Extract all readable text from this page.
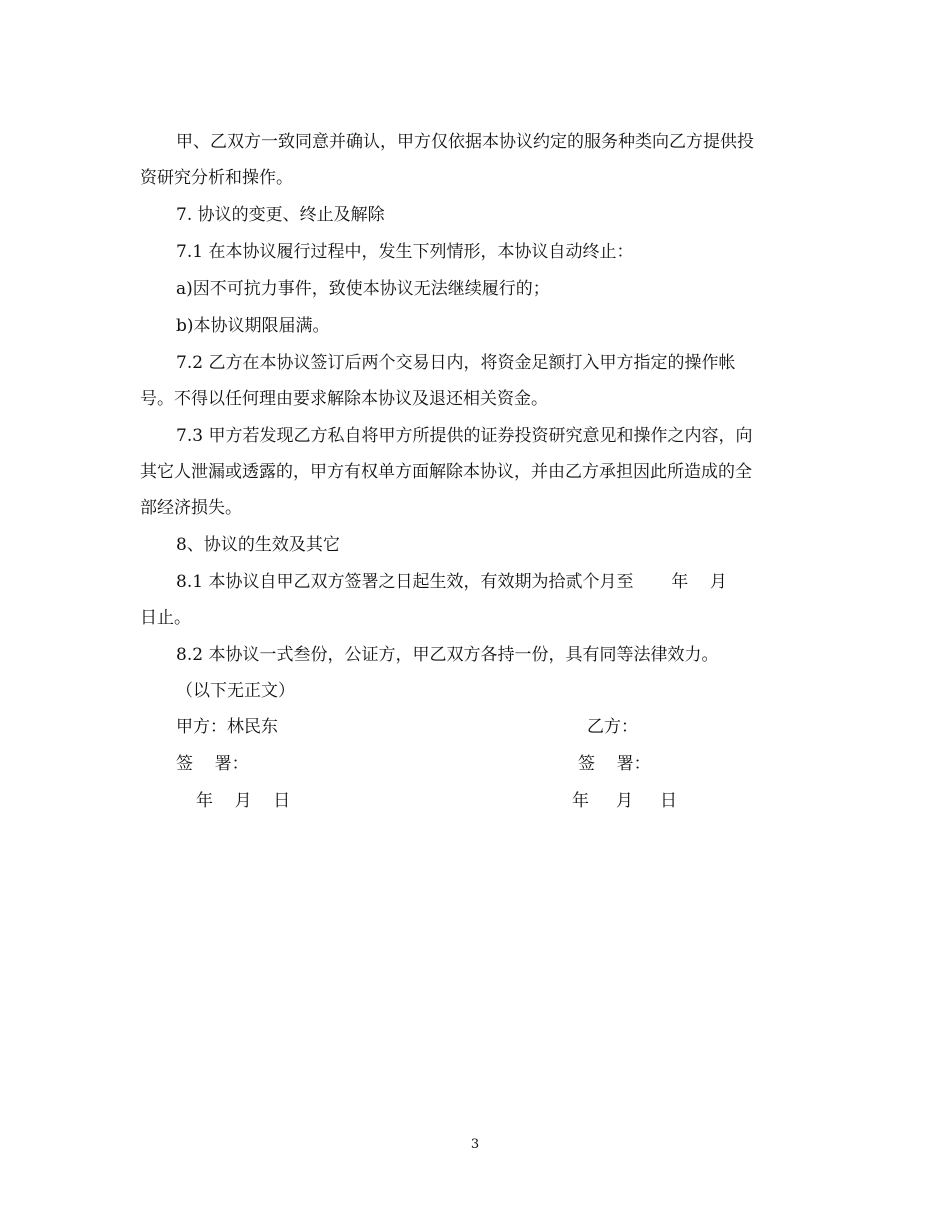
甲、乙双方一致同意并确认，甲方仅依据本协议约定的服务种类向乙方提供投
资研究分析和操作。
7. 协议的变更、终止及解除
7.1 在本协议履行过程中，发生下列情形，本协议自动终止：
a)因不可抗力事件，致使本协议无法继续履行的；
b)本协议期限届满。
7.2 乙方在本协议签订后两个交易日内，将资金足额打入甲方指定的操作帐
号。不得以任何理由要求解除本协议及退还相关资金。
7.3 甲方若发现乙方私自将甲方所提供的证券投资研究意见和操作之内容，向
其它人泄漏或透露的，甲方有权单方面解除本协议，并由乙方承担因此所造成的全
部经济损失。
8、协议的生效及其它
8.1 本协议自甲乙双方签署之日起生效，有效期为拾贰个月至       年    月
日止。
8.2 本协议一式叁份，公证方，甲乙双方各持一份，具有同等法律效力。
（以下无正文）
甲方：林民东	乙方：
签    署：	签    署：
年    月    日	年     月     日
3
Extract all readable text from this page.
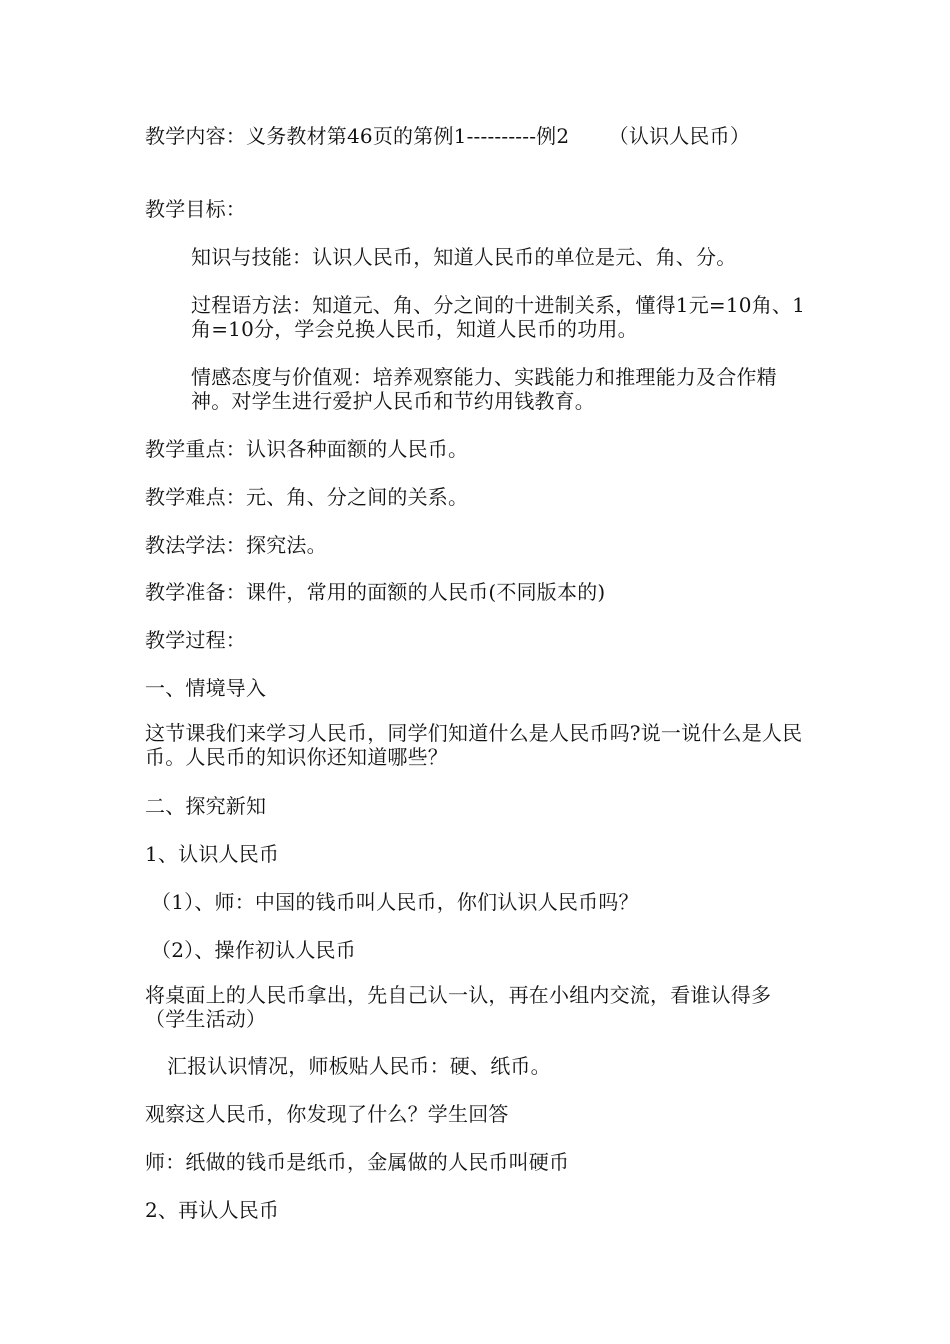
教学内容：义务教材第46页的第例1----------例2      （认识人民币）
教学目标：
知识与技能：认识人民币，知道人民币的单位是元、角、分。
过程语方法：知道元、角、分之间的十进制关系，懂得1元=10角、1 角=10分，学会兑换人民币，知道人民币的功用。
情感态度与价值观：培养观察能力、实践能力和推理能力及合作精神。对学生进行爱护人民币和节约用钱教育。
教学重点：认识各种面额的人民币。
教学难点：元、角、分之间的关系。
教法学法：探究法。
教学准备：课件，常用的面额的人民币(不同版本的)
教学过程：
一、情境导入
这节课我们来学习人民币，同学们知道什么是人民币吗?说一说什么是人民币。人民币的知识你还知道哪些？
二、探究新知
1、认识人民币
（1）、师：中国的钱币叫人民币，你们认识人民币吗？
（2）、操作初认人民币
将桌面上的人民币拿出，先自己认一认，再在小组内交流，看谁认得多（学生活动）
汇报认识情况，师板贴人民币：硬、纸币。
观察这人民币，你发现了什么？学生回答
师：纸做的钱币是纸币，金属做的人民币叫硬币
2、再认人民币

--------------------------------

— Task instructions —
In the copy, include all records verbatim but no images.

— Final result —
Extract all readable text from this page.
甲、乙双方一致同意并确认，甲方仅依据本协议约定的服务种类向乙方提供投
资研究分析和操作。
7. 协议的变更、终止及解除
7.1 在本协议履行过程中，发生下列情形，本协议自动终止：
a)因不可抗力事件，致使本协议无法继续履行的；
b)本协议期限届满。
7.2 乙方在本协议签订后两个交易日内，将资金足额打入甲方指定的操作帐
号。不得以任何理由要求解除本协议及退还相关资金。
7.3 甲方若发现乙方私自将甲方所提供的证券投资研究意见和操作之内容，向
其它人泄漏或透露的，甲方有权单方面解除本协议，并由乙方承担因此所造成的全
部经济损失。
8、协议的生效及其它
8.1 本协议自甲乙双方签署之日起生效，有效期为拾贰个月至       年    月
日止。
8.2 本协议一式叁份，公证方，甲乙双方各持一份，具有同等法律效力。
（以下无正文）
甲方：林民东	乙方：
签    署：	签    署：
年    月    日	年     月     日
3
Extract all readable text from this page.
教学内容：义务教材第46页的第例1----------例2      （认识人民币）
教学目标：
知识与技能：认识人民币，知道人民币的单位是元、角、分。
过程语方法：知道元、角、分之间的十进制关系，懂得1元=10角、1 角=10分，学会兑换人民币，知道人民币的功用。
情感态度与价值观：培养观察能力、实践能力和推理能力及合作精神。对学生进行爱护人民币和节约用钱教育。
教学重点：认识各种面额的人民币。
教学难点：元、角、分之间的关系。
教法学法：探究法。
教学准备：课件，常用的面额的人民币(不同版本的)
教学过程：
一、情境导入
这节课我们来学习人民币，同学们知道什么是人民币吗?说一说什么是人民币。人民币的知识你还知道哪些？
二、探究新知
1、认识人民币
（1）、师：中国的钱币叫人民币，你们认识人民币吗？
（2）、操作初认人民币
将桌面上的人民币拿出，先自己认一认，再在小组内交流，看谁认得多（学生活动）
汇报认识情况，师板贴人民币：硬、纸币。
观察这人民币，你发现了什么？学生回答
师：纸做的钱币是纸币，金属做的人民币叫硬币
2、再认人民币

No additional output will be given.